■ Exercise description: Pick out each line below containing "JSON".

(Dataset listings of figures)
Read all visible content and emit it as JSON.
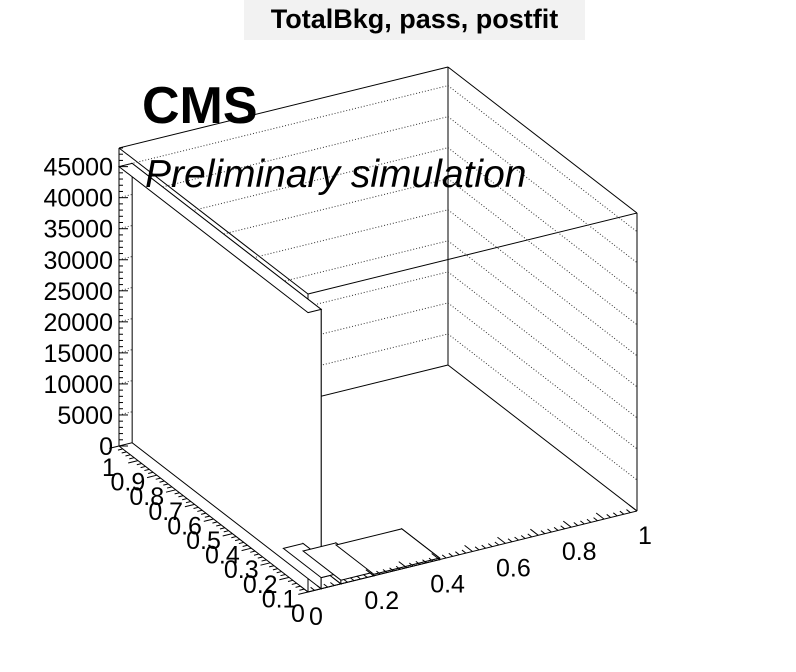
{
  "chart_data": {
    "type": "lego3d",
    "title": "TotalBkg, pass, postfit",
    "labels": {
      "experiment": "CMS",
      "status": "Preliminary simulation"
    },
    "x_axis": {
      "range": [
        0,
        1
      ],
      "ticks": [
        0,
        0.2,
        0.4,
        0.6,
        0.8,
        1
      ],
      "tick_labels": [
        "0",
        "0.2",
        "0.4",
        "0.6",
        "0.8",
        "1"
      ]
    },
    "y_axis": {
      "range": [
        0,
        1
      ],
      "ticks": [
        0,
        0.1,
        0.2,
        0.3,
        0.4,
        0.5,
        0.6,
        0.7,
        0.8,
        0.9,
        1
      ],
      "tick_labels": [
        "0",
        "0.1",
        "0.2",
        "0.3",
        "0.4",
        "0.5",
        "0.6",
        "0.7",
        "0.8",
        "0.9",
        "1"
      ]
    },
    "z_axis": {
      "range": [
        0,
        48000
      ],
      "ticks": [
        0,
        5000,
        10000,
        15000,
        20000,
        25000,
        30000,
        35000,
        40000,
        45000
      ],
      "tick_labels": [
        "0",
        "5000",
        "10000",
        "15000",
        "20000",
        "25000",
        "30000",
        "35000",
        "40000",
        "45000"
      ]
    },
    "grid": true,
    "bins": [
      {
        "x": [
          0.0,
          0.04
        ],
        "y": [
          0.0,
          1.0
        ],
        "z": 45000
      },
      {
        "x": [
          0.04,
          0.1
        ],
        "y": [
          0.0,
          0.2
        ],
        "z": 1800
      },
      {
        "x": [
          0.1,
          0.2
        ],
        "y": [
          0.0,
          0.2
        ],
        "z": 600
      },
      {
        "x": [
          0.2,
          0.4
        ],
        "y": [
          0.0,
          0.2
        ],
        "z": 250
      }
    ]
  }
}
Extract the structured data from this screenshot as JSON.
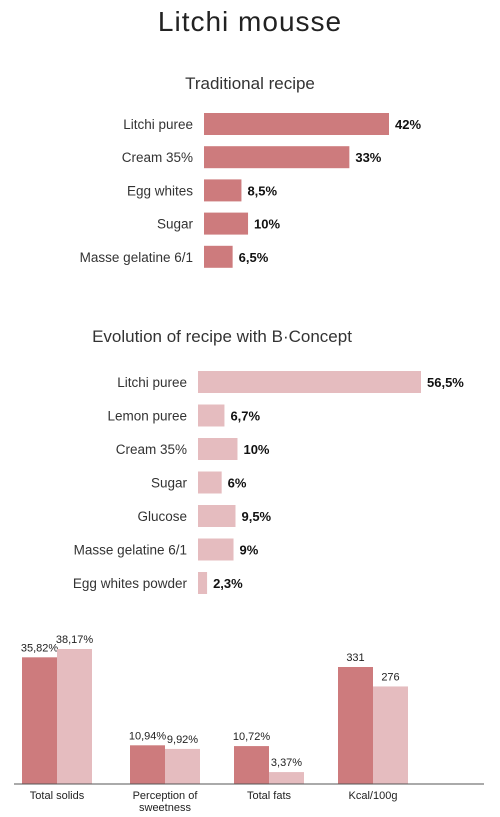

■ Full response:
Read all visible content and emit it as JSON.
Extract the structured data from this screenshot as JSON.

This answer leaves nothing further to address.